Trecho da página:
^^^^^^^^^^^^^^^^

No mesmo encontro, o ministro da Educação demitido dias depois da divulgação, Abraham Weintraub, faz ameaças aos titulares do Supremo.
Em relação a Alexandre de Moraes, o Executivo marcou uma reunião com o ministro para pôr panos quentes na situação. Para isso, Bolsonaro enviou uma tropa de choque, com André Mendonça, titular da pasta da Justiça, à frente. Parece ter dado resultado, mas só por curto período de tempo.
No mesmo inquérito das fake news, em julho, Moraes pediu que as redes sociais bloqueassem contas bolsonaristas até no exterior, acusando-as de propagar mentiras e o ódio
O tenebroso mês de maio já começou complicado. Nos primeiros meses de pandemia, o STF determinou que governadores e prefeitos teriam autonomia para determinar as medidas restritivas que seriam impostas à população para evitar a propagação do vírus.
Também ficava a cargo das autoridades locais a definição de que atividades poderiam ser consideradas essenciais, para desgosto do governo federal, que fez inúmeras listas do tipo.

^^^^^^^^^^^^^^^^

Dados fornecidos:

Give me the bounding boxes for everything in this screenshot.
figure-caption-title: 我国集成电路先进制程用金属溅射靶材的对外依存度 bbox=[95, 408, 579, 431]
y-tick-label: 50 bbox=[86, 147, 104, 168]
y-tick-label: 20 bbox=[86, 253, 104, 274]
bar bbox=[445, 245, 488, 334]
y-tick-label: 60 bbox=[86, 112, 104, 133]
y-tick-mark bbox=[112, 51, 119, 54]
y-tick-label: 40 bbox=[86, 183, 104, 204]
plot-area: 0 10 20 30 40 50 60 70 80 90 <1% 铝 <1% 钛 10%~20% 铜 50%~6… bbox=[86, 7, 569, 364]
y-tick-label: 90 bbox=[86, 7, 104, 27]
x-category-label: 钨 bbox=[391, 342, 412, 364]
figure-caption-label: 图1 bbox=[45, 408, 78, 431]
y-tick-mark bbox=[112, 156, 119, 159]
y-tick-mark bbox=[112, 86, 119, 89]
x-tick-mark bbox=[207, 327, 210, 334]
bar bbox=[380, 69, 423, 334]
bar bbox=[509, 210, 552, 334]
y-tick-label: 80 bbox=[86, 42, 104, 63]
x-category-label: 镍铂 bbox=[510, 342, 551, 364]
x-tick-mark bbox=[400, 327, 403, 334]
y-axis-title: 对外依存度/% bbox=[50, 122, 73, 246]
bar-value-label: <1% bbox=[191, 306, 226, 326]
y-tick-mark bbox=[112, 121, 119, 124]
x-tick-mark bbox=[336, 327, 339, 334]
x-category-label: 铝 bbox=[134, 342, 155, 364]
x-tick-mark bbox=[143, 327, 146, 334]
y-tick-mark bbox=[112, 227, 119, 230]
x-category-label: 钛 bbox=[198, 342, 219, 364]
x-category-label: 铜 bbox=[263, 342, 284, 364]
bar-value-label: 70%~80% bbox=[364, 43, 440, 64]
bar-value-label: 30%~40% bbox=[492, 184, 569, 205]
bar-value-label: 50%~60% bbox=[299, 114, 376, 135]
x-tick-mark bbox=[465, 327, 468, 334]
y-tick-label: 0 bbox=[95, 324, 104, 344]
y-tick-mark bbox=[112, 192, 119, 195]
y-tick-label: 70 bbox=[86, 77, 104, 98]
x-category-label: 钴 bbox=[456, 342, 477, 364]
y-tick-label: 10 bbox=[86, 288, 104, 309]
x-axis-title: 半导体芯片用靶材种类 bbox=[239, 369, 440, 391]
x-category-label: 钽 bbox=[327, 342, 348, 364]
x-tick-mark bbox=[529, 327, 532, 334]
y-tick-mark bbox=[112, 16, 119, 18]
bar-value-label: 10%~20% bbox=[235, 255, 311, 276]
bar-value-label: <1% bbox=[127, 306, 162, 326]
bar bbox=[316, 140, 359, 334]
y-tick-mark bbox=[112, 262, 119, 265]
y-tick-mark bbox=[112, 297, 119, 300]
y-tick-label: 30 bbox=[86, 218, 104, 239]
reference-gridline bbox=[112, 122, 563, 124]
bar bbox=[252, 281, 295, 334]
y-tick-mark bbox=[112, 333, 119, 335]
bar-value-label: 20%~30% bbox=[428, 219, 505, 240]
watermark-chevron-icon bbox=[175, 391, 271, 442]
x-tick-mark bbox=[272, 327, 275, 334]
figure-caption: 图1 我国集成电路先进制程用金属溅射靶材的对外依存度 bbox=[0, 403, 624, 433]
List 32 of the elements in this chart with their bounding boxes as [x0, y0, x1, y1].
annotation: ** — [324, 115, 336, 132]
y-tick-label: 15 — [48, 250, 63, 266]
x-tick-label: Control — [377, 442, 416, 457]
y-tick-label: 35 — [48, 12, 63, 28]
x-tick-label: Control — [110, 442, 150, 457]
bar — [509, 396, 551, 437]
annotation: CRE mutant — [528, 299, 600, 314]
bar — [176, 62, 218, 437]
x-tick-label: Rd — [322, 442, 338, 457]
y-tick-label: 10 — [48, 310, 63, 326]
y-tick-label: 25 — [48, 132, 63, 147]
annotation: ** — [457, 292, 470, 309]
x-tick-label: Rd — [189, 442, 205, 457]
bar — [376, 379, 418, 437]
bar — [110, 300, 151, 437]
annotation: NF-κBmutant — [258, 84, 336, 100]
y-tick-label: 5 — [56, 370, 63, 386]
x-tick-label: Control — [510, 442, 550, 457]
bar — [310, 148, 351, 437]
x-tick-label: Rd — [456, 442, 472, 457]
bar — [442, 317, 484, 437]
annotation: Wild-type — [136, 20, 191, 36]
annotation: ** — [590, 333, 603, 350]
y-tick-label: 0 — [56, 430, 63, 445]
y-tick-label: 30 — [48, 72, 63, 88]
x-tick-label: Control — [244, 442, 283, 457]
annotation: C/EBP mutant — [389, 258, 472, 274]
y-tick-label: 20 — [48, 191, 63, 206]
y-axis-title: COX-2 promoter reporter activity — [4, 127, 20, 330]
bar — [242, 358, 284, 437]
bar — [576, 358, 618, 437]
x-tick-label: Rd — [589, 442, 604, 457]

^^^^^^^^^^^^^^^^

Objetivo do exercício: Transcreva literalmente a passagem do trecho da página que começa em "No mesmo inquérito" e segue até "propagação do vírus.".

Resposta ao exercício:
No mesmo inquérito das fake news, em julho, Moraes pediu que as redes sociais bloqueassem contas bolsonaristas até no exterior, acusando-as de propagar mentiras e o ódio
O tenebroso mês de maio já começou complicado. Nos primeiros meses de pandemia, o STF determinou que governadores e prefeitos teriam autonomia para determinar as medidas restritivas que seriam impostas à população para evitar a propagação do vírus.